» Exercise
Extract each line of the data and write it out again exactly.

» Extracted material
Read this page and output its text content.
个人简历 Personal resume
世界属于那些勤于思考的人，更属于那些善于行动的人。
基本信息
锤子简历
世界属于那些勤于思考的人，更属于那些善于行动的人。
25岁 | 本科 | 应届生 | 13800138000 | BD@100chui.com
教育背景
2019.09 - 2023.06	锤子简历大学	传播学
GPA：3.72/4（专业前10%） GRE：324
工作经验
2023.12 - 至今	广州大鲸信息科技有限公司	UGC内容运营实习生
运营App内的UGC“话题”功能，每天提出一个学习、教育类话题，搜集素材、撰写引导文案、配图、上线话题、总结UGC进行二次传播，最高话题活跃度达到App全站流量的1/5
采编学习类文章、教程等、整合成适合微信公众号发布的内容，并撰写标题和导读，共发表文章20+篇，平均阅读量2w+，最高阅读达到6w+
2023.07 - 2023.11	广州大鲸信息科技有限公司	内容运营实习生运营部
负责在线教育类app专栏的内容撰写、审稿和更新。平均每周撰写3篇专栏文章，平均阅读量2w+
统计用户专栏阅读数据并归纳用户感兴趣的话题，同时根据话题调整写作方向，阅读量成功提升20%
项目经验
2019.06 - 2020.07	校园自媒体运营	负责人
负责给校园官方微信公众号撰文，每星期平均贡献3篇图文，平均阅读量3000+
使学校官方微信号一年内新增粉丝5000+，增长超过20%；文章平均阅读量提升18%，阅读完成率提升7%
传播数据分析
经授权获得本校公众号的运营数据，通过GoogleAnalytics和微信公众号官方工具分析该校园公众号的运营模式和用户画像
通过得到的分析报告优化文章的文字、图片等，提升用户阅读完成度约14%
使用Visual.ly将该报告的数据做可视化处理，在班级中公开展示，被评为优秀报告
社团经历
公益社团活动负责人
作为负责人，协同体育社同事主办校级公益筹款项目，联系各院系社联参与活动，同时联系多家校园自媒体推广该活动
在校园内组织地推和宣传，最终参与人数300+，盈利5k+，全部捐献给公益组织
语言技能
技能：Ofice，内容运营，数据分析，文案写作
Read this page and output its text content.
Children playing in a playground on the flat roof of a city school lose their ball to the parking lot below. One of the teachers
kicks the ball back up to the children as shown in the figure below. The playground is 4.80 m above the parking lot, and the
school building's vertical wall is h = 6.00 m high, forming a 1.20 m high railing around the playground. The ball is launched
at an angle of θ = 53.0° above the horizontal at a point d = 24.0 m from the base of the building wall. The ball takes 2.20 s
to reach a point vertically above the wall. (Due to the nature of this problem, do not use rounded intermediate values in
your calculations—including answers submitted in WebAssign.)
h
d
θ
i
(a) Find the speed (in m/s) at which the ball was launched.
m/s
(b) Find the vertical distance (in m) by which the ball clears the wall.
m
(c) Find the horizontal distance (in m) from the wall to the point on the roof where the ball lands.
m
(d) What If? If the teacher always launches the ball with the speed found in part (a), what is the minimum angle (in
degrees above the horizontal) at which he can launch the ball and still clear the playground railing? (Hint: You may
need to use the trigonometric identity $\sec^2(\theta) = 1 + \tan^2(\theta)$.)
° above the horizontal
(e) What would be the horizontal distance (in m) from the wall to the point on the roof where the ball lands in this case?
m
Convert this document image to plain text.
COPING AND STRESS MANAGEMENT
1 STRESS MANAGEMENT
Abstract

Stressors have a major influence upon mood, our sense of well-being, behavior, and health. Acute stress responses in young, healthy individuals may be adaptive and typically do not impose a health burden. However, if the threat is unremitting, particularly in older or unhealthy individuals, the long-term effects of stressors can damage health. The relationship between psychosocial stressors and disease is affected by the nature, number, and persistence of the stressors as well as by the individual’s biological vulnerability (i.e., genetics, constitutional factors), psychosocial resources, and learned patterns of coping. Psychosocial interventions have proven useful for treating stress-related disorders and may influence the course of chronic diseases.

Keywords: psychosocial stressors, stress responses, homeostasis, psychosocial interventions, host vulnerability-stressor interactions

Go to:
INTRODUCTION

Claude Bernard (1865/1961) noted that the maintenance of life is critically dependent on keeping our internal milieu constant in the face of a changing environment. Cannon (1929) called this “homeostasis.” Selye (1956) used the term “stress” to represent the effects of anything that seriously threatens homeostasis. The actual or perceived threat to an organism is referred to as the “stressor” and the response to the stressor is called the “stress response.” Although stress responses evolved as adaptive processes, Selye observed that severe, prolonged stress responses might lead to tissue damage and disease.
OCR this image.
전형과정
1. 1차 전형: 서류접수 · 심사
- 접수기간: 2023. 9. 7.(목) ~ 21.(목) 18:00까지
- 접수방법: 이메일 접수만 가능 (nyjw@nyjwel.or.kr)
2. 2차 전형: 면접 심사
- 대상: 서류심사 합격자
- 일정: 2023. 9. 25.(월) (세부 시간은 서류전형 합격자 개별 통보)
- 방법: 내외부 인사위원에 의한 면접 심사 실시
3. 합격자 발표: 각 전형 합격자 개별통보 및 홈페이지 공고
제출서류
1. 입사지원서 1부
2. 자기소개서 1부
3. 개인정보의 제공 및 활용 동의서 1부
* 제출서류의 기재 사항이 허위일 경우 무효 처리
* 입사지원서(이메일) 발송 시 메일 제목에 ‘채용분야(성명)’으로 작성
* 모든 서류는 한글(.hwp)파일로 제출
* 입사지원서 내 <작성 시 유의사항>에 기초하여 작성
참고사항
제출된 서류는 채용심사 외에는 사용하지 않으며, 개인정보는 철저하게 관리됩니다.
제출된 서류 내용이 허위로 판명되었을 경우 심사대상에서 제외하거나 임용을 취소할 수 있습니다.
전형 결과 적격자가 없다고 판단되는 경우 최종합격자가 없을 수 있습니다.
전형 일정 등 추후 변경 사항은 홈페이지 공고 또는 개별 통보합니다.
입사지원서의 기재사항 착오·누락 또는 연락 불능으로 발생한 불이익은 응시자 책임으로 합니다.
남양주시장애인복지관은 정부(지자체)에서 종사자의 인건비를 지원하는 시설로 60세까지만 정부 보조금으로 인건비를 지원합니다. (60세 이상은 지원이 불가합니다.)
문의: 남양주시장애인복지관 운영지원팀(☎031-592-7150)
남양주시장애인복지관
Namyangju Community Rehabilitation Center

» Right answer
Read this page and output its text content.
个人简历 Personal resume
世界属于那些勤于思考的人，更属于那些善于行动的人。
基本信息
锤子简历
世界属于那些勤于思考的人，更属于那些善于行动的人。
25岁 | 本科 | 应届生 | 13800138000 | BD@100chui.com
教育背景
2019.09 - 2023.06	锤子简历大学	传播学
GPA：3.72/4（专业前10%） GRE：324
工作经验
2023.12 - 至今	广州大鲸信息科技有限公司	UGC内容运营实习生
运营App内的UGC“话题”功能，每天提出一个学习、教育类话题，搜集素材、撰写引导文案、配图、上线话题、总结UGC进行二次传播，最高话题活跃度达到App全站流量的1/5
采编学习类文章、教程等、整合成适合微信公众号发布的内容，并撰写标题和导读，共发表文章20+篇，平均阅读量2w+，最高阅读达到6w+
2023.07 - 2023.11	广州大鲸信息科技有限公司	内容运营实习生运营部
负责在线教育类app专栏的内容撰写、审稿和更新。平均每周撰写3篇专栏文章，平均阅读量2w+
统计用户专栏阅读数据并归纳用户感兴趣的话题，同时根据话题调整写作方向，阅读量成功提升20%
项目经验
2019.06 - 2020.07	校园自媒体运营	负责人
负责给校园官方微信公众号撰文，每星期平均贡献3篇图文，平均阅读量3000+
使学校官方微信号一年内新增粉丝5000+，增长超过20%；文章平均阅读量提升18%，阅读完成率提升7%
传播数据分析
经授权获得本校公众号的运营数据，通过GoogleAnalytics和微信公众号官方工具分析该校园公众号的运营模式和用户画像
通过得到的分析报告优化文章的文字、图片等，提升用户阅读完成度约14%
使用Visual.ly将该报告的数据做可视化处理，在班级中公开展示，被评为优秀报告
社团经历
公益社团活动负责人
作为负责人，协同体育社同事主办校级公益筹款项目，联系各院系社联参与活动，同时联系多家校园自媒体推广该活动
在校园内组织地推和宣传，最终参与人数300+，盈利5k+，全部捐献给公益组织
语言技能
技能：Ofice，内容运营，数据分析，文案写作
Read this page and output its text content.
Children playing in a playground on the flat roof of a city school lose their ball to the parking lot below. One of the teachers
kicks the ball back up to the children as shown in the figure below. The playground is 4.80 m above the parking lot, and the
school building's vertical wall is h = 6.00 m high, forming a 1.20 m high railing around the playground. The ball is launched
at an angle of θ = 53.0° above the horizontal at a point d = 24.0 m from the base of the building wall. The ball takes 2.20 s
to reach a point vertically above the wall. (Due to the nature of this problem, do not use rounded intermediate values in
your calculations—including answers submitted in WebAssign.)
h
d
θ
i
(a) Find the speed (in m/s) at which the ball was launched.
m/s
(b) Find the vertical distance (in m) by which the ball clears the wall.
m
(c) Find the horizontal distance (in m) from the wall to the point on the roof where the ball lands.
m
(d) What If? If the teacher always launches the ball with the speed found in part (a), what is the minimum angle (in
degrees above the horizontal) at which he can launch the ball and still clear the playground railing? (Hint: You may
need to use the trigonometric identity $\sec^2(\theta) = 1 + \tan^2(\theta)$.)
° above the horizontal
(e) What would be the horizontal distance (in m) from the wall to the point on the roof where the ball lands in this case?
m
Convert this document image to plain text.
COPING AND STRESS MANAGEMENT
1 STRESS MANAGEMENT
Abstract

Stressors have a major influence upon mood, our sense of well-being, behavior, and health. Acute stress responses in young, healthy individuals may be adaptive and typically do not impose a health burden. However, if the threat is unremitting, particularly in older or unhealthy individuals, the long-term effects of stressors can damage health. The relationship between psychosocial stressors and disease is affected by the nature, number, and persistence of the stressors as well as by the individual’s biological vulnerability (i.e., genetics, constitutional factors), psychosocial resources, and learned patterns of coping. Psychosocial interventions have proven useful for treating stress-related disorders and may influence the course of chronic diseases.

Keywords: psychosocial stressors, stress responses, homeostasis, psychosocial interventions, host vulnerability-stressor interactions

Go to:
INTRODUCTION

Claude Bernard (1865/1961) noted that the maintenance of life is critically dependent on keeping our internal milieu constant in the face of a changing environment. Cannon (1929) called this “homeostasis.” Selye (1956) used the term “stress” to represent the effects of anything that seriously threatens homeostasis. The actual or perceived threat to an organism is referred to as the “stressor” and the response to the stressor is called the “stress response.” Although stress responses evolved as adaptive processes, Selye observed that severe, prolonged stress responses might lead to tissue damage and disease.
OCR this image.
전형과정
1. 1차 전형: 서류접수 · 심사
- 접수기간: 2023. 9. 7.(목) ~ 21.(목) 18:00까지
- 접수방법: 이메일 접수만 가능 (nyjw@nyjwel.or.kr)
2. 2차 전형: 면접 심사
- 대상: 서류심사 합격자
- 일정: 2023. 9. 25.(월) (세부 시간은 서류전형 합격자 개별 통보)
- 방법: 내외부 인사위원에 의한 면접 심사 실시
3. 합격자 발표: 각 전형 합격자 개별통보 및 홈페이지 공고
제출서류
1. 입사지원서 1부
2. 자기소개서 1부
3. 개인정보의 제공 및 활용 동의서 1부
* 제출서류의 기재 사항이 허위일 경우 무효 처리
* 입사지원서(이메일) 발송 시 메일 제목에 ‘채용분야(성명)’으로 작성
* 모든 서류는 한글(.hwp)파일로 제출
* 입사지원서 내 <작성 시 유의사항>에 기초하여 작성
참고사항
제출된 서류는 채용심사 외에는 사용하지 않으며, 개인정보는 철저하게 관리됩니다.
제출된 서류 내용이 허위로 판명되었을 경우 심사대상에서 제외하거나 임용을 취소할 수 있습니다.
전형 결과 적격자가 없다고 판단되는 경우 최종합격자가 없을 수 있습니다.
전형 일정 등 추후 변경 사항은 홈페이지 공고 또는 개별 통보합니다.
입사지원서의 기재사항 착오·누락 또는 연락 불능으로 발생한 불이익은 응시자 책임으로 합니다.
남양주시장애인복지관은 정부(지자체)에서 종사자의 인건비를 지원하는 시설로 60세까지만 정부 보조금으로 인건비를 지원합니다. (60세 이상은 지원이 불가합니다.)
문의: 남양주시장애인복지관 운영지원팀(☎031-592-7150)
남양주시장애인복지관
Namyangju Community Rehabilitation Center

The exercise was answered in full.